- Stated exercise -
Set down all of the data exactly as it appears.

**** Exercise data ****

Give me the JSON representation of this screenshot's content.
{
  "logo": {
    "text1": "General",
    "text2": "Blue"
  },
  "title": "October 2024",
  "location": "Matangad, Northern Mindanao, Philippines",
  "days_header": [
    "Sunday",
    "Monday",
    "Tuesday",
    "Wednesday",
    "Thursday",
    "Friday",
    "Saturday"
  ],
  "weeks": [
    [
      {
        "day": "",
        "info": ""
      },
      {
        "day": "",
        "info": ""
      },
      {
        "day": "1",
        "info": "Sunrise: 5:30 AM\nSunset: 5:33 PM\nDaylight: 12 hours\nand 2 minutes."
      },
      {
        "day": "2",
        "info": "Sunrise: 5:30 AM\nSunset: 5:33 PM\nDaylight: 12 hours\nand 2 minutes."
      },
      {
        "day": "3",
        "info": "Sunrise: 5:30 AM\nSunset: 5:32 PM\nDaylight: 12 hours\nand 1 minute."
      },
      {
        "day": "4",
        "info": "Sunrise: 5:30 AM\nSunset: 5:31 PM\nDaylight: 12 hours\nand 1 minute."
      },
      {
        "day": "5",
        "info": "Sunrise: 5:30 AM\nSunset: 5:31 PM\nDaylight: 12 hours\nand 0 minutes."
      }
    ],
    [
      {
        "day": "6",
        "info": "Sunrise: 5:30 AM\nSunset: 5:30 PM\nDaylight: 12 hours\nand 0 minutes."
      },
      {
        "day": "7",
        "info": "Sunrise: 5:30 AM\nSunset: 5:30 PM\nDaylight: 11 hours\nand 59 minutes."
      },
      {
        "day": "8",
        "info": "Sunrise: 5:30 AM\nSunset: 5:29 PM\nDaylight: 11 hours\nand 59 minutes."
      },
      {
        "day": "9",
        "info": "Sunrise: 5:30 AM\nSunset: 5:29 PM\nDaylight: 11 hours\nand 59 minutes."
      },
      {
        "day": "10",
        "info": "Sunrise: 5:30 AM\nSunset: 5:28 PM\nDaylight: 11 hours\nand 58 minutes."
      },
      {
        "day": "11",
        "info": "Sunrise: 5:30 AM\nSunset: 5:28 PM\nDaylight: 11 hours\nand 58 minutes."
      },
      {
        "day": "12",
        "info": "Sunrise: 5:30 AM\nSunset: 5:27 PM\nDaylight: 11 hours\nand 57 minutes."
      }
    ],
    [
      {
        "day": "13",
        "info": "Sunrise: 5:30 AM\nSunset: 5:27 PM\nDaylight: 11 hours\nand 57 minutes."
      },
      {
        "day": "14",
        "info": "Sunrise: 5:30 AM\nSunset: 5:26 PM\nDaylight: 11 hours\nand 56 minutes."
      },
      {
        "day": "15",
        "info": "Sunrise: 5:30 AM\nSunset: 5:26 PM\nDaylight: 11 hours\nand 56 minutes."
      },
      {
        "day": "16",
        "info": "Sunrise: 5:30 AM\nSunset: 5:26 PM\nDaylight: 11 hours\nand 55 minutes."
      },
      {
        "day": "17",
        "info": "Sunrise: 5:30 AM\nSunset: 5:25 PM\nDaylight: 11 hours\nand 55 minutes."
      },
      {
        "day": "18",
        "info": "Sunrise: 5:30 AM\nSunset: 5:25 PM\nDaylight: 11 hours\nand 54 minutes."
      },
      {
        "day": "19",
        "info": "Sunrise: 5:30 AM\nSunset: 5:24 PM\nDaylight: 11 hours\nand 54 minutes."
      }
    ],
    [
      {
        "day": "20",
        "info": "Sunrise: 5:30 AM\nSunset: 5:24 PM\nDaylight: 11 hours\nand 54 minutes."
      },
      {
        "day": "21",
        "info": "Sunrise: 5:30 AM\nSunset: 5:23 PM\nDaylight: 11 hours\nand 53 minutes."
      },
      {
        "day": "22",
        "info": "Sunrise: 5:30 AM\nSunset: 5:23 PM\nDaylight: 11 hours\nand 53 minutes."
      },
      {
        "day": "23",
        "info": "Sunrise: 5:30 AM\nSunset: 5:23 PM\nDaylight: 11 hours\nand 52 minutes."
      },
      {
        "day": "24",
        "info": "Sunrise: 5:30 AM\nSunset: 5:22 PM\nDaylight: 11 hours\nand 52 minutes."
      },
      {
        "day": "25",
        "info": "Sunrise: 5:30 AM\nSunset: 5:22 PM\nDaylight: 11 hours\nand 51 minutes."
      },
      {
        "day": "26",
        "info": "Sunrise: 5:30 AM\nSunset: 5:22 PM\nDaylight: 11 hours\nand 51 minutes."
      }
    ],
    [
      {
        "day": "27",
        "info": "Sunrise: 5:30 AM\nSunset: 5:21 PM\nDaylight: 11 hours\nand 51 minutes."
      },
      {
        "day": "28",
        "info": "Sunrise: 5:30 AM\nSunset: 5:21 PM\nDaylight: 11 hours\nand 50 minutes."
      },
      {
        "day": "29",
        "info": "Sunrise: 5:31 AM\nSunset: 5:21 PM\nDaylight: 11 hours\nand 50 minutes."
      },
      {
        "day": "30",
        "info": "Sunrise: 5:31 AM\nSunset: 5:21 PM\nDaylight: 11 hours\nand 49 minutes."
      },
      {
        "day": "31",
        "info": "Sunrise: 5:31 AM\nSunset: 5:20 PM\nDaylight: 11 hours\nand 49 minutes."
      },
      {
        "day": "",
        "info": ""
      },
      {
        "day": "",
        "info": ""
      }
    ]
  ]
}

****

- Answer -
Give me the JSON representation of this screenshot's content.
{
  "logo": {
    "text1": "General",
    "text2": "Blue"
  },
  "title": "October 2024",
  "location": "Matangad, Northern Mindanao, Philippines",
  "days_header": [
    "Sunday",
    "Monday",
    "Tuesday",
    "Wednesday",
    "Thursday",
    "Friday",
    "Saturday"
  ],
  "weeks": [
    [
      {
        "day": "",
        "info": ""
      },
      {
        "day": "",
        "info": ""
      },
      {
        "day": "1",
        "info": "Sunrise: 5:30 AM\nSunset: 5:33 PM\nDaylight: 12 hours\nand 2 minutes."
      },
      {
        "day": "2",
        "info": "Sunrise: 5:30 AM\nSunset: 5:33 PM\nDaylight: 12 hours\nand 2 minutes."
      },
      {
        "day": "3",
        "info": "Sunrise: 5:30 AM\nSunset: 5:32 PM\nDaylight: 12 hours\nand 1 minute."
      },
      {
        "day": "4",
        "info": "Sunrise: 5:30 AM\nSunset: 5:31 PM\nDaylight: 12 hours\nand 1 minute."
      },
      {
        "day": "5",
        "info": "Sunrise: 5:30 AM\nSunset: 5:31 PM\nDaylight: 12 hours\nand 0 minutes."
      }
    ],
    [
      {
        "day": "6",
        "info": "Sunrise: 5:30 AM\nSunset: 5:30 PM\nDaylight: 12 hours\nand 0 minutes."
      },
      {
        "day": "7",
        "info": "Sunrise: 5:30 AM\nSunset: 5:30 PM\nDaylight: 11 hours\nand 59 minutes."
      },
      {
        "day": "8",
        "info": "Sunrise: 5:30 AM\nSunset: 5:29 PM\nDaylight: 11 hours\nand 59 minutes."
      },
      {
        "day": "9",
        "info": "Sunrise: 5:30 AM\nSunset: 5:29 PM\nDaylight: 11 hours\nand 59 minutes."
      },
      {
        "day": "10",
        "info": "Sunrise: 5:30 AM\nSunset: 5:28 PM\nDaylight: 11 hours\nand 58 minutes."
      },
      {
        "day": "11",
        "info": "Sunrise: 5:30 AM\nSunset: 5:28 PM\nDaylight: 11 hours\nand 58 minutes."
      },
      {
        "day": "12",
        "info": "Sunrise: 5:30 AM\nSunset: 5:27 PM\nDaylight: 11 hours\nand 57 minutes."
      }
    ],
    [
      {
        "day": "13",
        "info": "Sunrise: 5:30 AM\nSunset: 5:27 PM\nDaylight: 11 hours\nand 57 minutes."
      },
      {
        "day": "14",
        "info": "Sunrise: 5:30 AM\nSunset: 5:26 PM\nDaylight: 11 hours\nand 56 minutes."
      },
      {
        "day": "15",
        "info": "Sunrise: 5:30 AM\nSunset: 5:26 PM\nDaylight: 11 hours\nand 56 minutes."
      },
      {
        "day": "16",
        "info": "Sunrise: 5:30 AM\nSunset: 5:26 PM\nDaylight: 11 hours\nand 55 minutes."
      },
      {
        "day": "17",
        "info": "Sunrise: 5:30 AM\nSunset: 5:25 PM\nDaylight: 11 hours\nand 55 minutes."
      },
      {
        "day": "18",
        "info": "Sunrise: 5:30 AM\nSunset: 5:25 PM\nDaylight: 11 hours\nand 54 minutes."
      },
      {
        "day": "19",
        "info": "Sunrise: 5:30 AM\nSunset: 5:24 PM\nDaylight: 11 hours\nand 54 minutes."
      }
    ],
    [
      {
        "day": "20",
        "info": "Sunrise: 5:30 AM\nSunset: 5:24 PM\nDaylight: 11 hours\nand 54 minutes."
      },
      {
        "day": "21",
        "info": "Sunrise: 5:30 AM\nSunset: 5:23 PM\nDaylight: 11 hours\nand 53 minutes."
      },
      {
        "day": "22",
        "info": "Sunrise: 5:30 AM\nSunset: 5:23 PM\nDaylight: 11 hours\nand 53 minutes."
      },
      {
        "day": "23",
        "info": "Sunrise: 5:30 AM\nSunset: 5:23 PM\nDaylight: 11 hours\nand 52 minutes."
      },
      {
        "day": "24",
        "info": "Sunrise: 5:30 AM\nSunset: 5:22 PM\nDaylight: 11 hours\nand 52 minutes."
      },
      {
        "day": "25",
        "info": "Sunrise: 5:30 AM\nSunset: 5:22 PM\nDaylight: 11 hours\nand 51 minutes."
      },
      {
        "day": "26",
        "info": "Sunrise: 5:30 AM\nSunset: 5:22 PM\nDaylight: 11 hours\nand 51 minutes."
      }
    ],
    [
      {
        "day": "27",
        "info": "Sunrise: 5:30 AM\nSunset: 5:21 PM\nDaylight: 11 hours\nand 51 minutes."
      },
      {
        "day": "28",
        "info": "Sunrise: 5:30 AM\nSunset: 5:21 PM\nDaylight: 11 hours\nand 50 minutes."
      },
      {
        "day": "29",
        "info": "Sunrise: 5:31 AM\nSunset: 5:21 PM\nDaylight: 11 hours\nand 50 minutes."
      },
      {
        "day": "30",
        "info": "Sunrise: 5:31 AM\nSunset: 5:21 PM\nDaylight: 11 hours\nand 49 minutes."
      },
      {
        "day": "31",
        "info": "Sunrise: 5:31 AM\nSunset: 5:20 PM\nDaylight: 11 hours\nand 49 minutes."
      },
      {
        "day": "",
        "info": ""
      },
      {
        "day": "",
        "info": ""
      }
    ]
  ]
}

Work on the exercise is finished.